EXERCISE: The exercise asks you to copy every line below in which "ولقد" appears.

═══ STORED DATA ═══

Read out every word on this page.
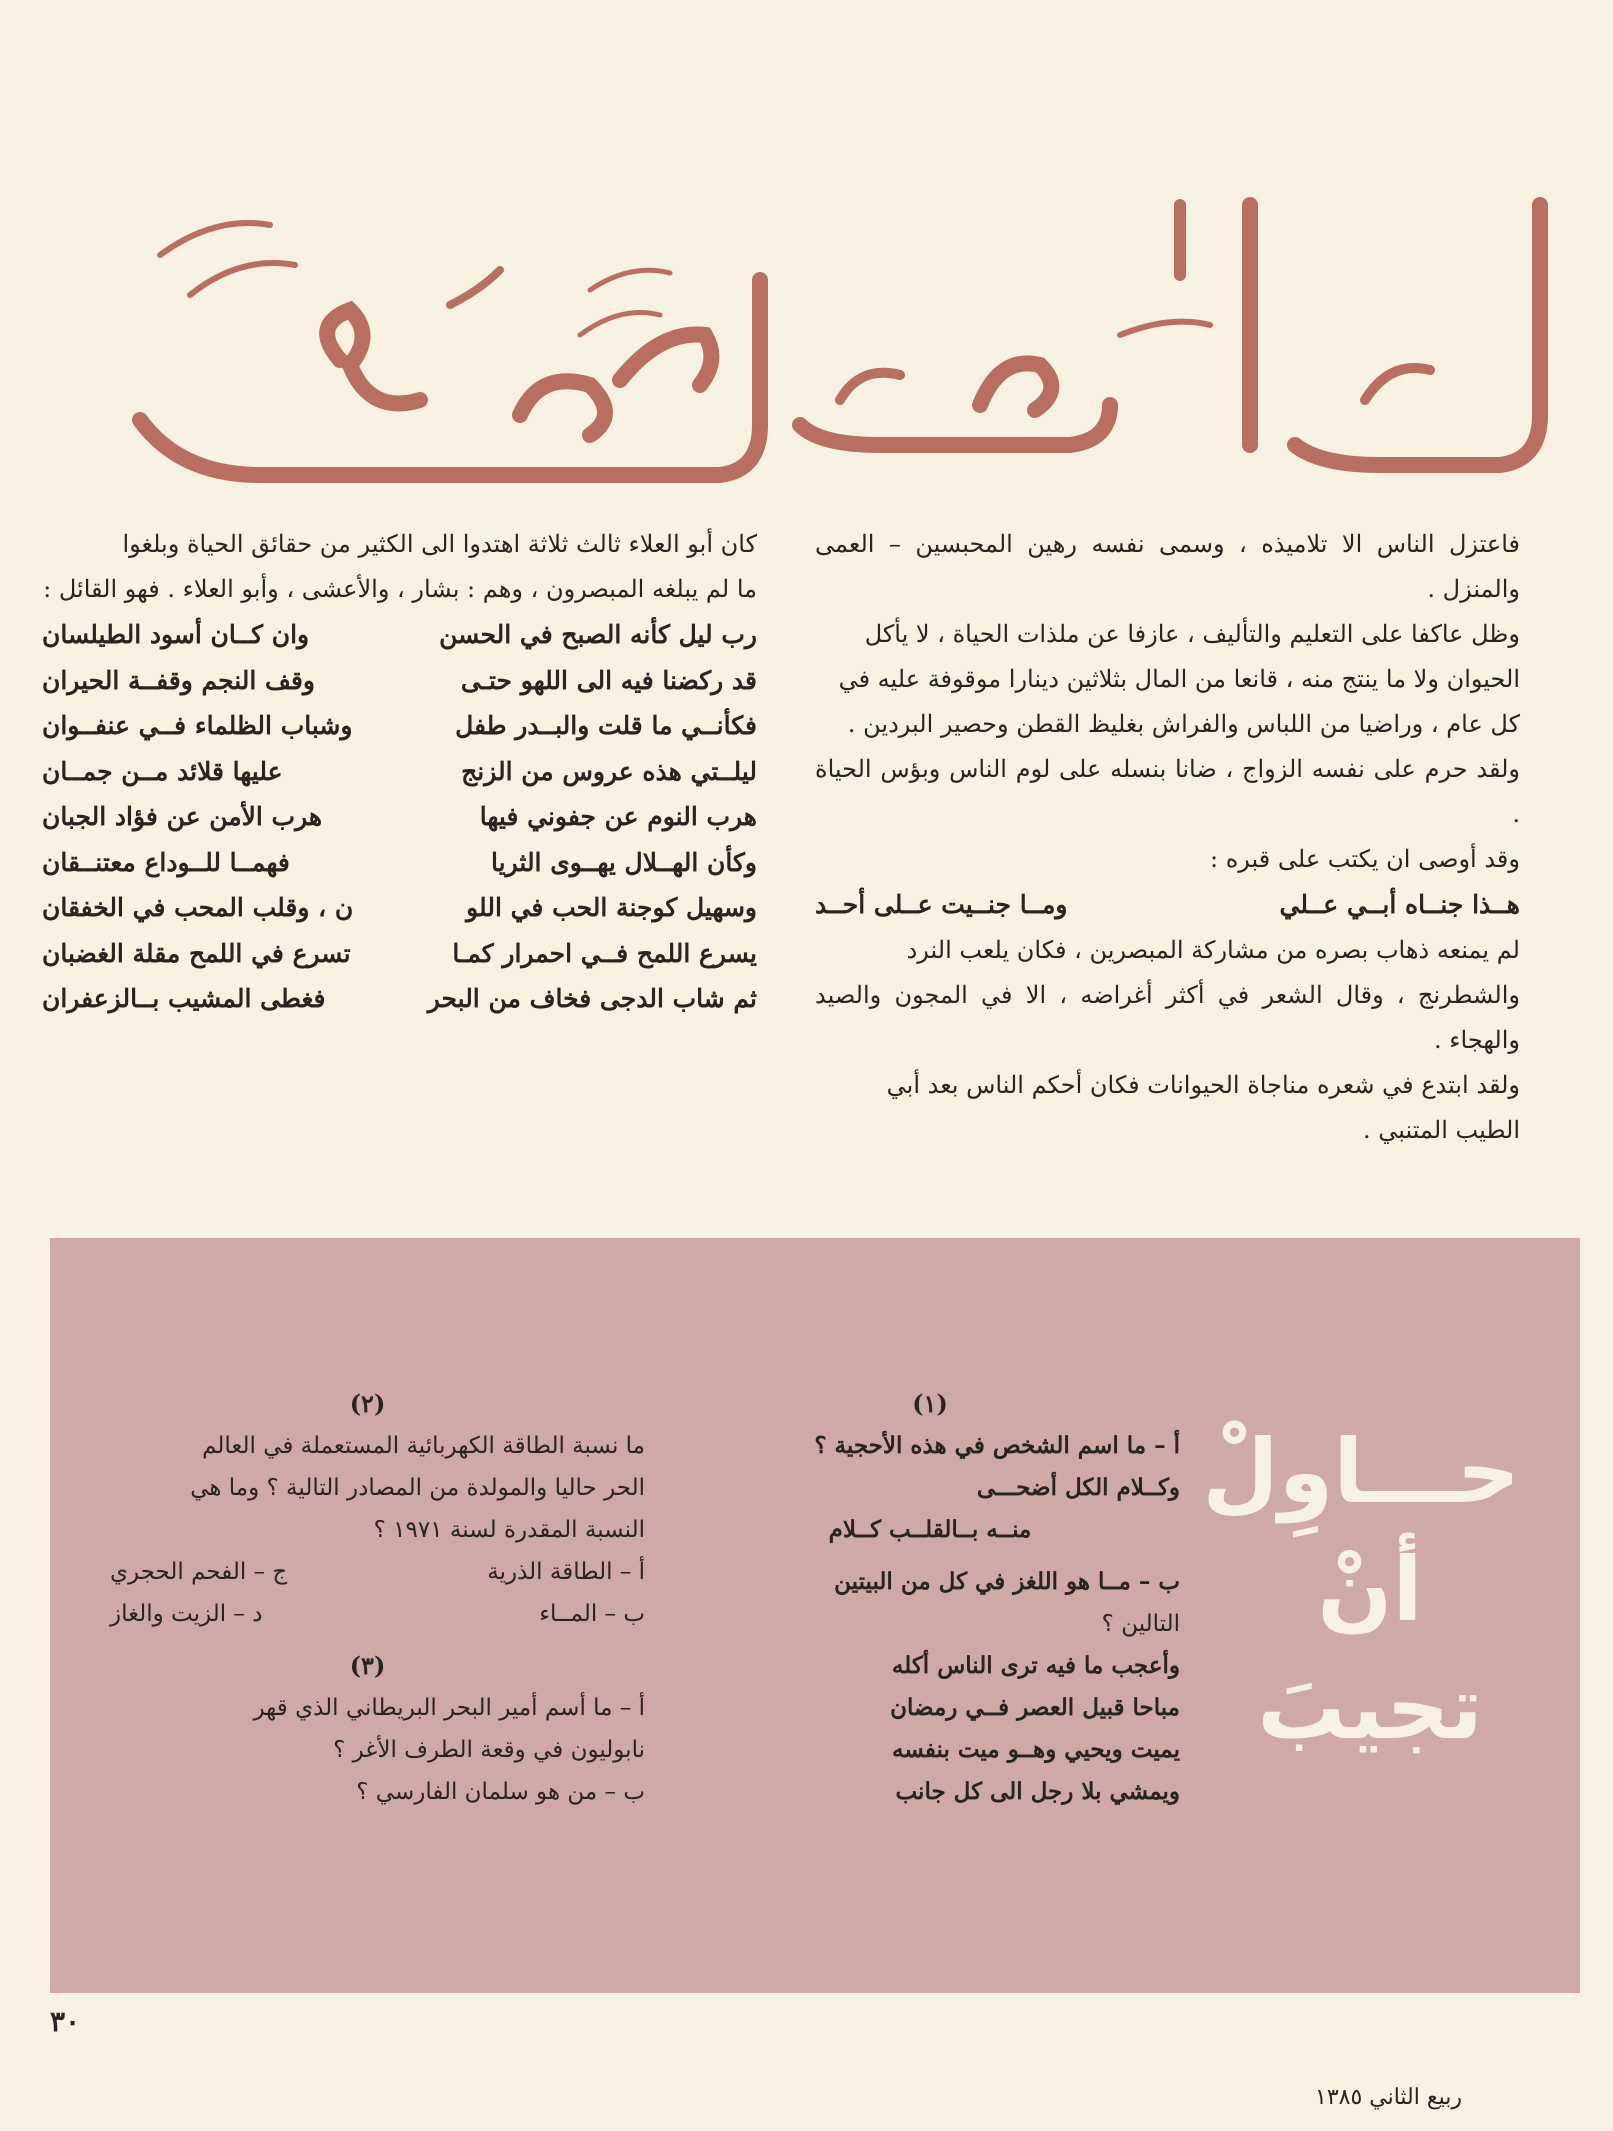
فاعتزل الناس الا تلاميذه ، وسمى نفسه رهين المحبسين – العمى والمنزل .

وظل عاكفا على التعليم والتأليف ، عازفا عن ملذات الحياة ، لا يأكل

الحيوان ولا ما ينتج منه ، قانعا من المال بثلاثين دينارا موقوفة عليه في

كل عام ، وراضيا من اللباس والفراش بغليظ القطن وحصير البردين .

ولقد حرم على نفسه الزواج ، ضانا بنسله على لوم الناس وبؤس الحياة .

وقد أوصى ان يكتب على قبره :

هــذا جنــاه أبــي عــلي
ومــا جنــيت عــلى أحــد

لم يمنعه ذهاب بصره من مشاركة المبصرين ، فكان يلعب النرد

والشطرنج ، وقال الشعر في أكثر أغراضه ، الا في المجون والصيد والهجاء .

ولقد ابتدع في شعره مناجاة الحيوانات فكان أحكم الناس بعد أبي

الطيب المتنبي .

كان أبو العلاء ثالث ثلاثة اهتدوا الى الكثير من حقائق الحياة وبلغوا

ما لم يبلغه المبصرون ، وهم : بشار ، والأعشى ، وأبو العلاء . فهو القائل :

رب ليل كأنه الصبح في الحسن
وان كــان أسود الطيلسان
قد ركضنا فيه الى اللهو حتـى
وقف النجم وقفــة الحيران
فكأنــي ما قلت والبــدر طفل
وشباب الظلماء فــي عنفــوان
ليلــتي هذه عروس من الزنج
عليها قلائد مــن جمــان
هرب النوم عن جفوني فيها
هرب الأمن عن فؤاد الجبان
وكأن الهــلال يهــوى الثريا
فهمــا للــوداع معتنــقان
وسهيل كوجنة الحب في اللو
ن ، وقلب المحب في الخفقان
يسرع اللمح فــي احمرار كمـا
تسرع في اللمح مقلة الغضبان
ثم شاب الدجى فخاف من البحر
فغطى المشيب بــالزعفران
حـــاوِلْ
أنْ
تجيبَ
(١)

أ – ما اسم الشخص في هذه الأحجية ؟

وكــلام الكل أضحـــى

منــه بــالقلــب كــلام

ب – مــا هو اللغز في كل من البيتين

التالين ؟

وأعجب ما فيه ترى الناس أكله

مباحا قبيل العصر فــي رمضان

يميت ويحيي وهــو ميت بنفسه

ويمشي بلا رجل الى كل جانب

(٢)

ما نسبة الطاقة الكهربائية المستعملة في العالم

الحر حاليا والمولدة من المصادر التالية ؟ وما هي

النسبة المقدرة لسنة ١٩٧١ ؟

أ – الطاقة الذرية
ج – الفحم الحجري
ب – المــاء
د – الزيت والغاز
(٣)

أ – ما أسم أمير البحر البريطاني الذي قهر

نابوليون في وقعة الطرف الأغر ؟

ب – من هو سلمان الفارسي ؟

٣٠
ربيع الثاني ١٣٨٥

═══

RESULT OF THIS TASK:
ولقد حرم على نفسه الزواج ، ضانا بنسله على لوم الناس وبؤس الحياة .
ولقد ابتدع في شعره مناجاة الحيوانات فكان أحكم الناس بعد أبي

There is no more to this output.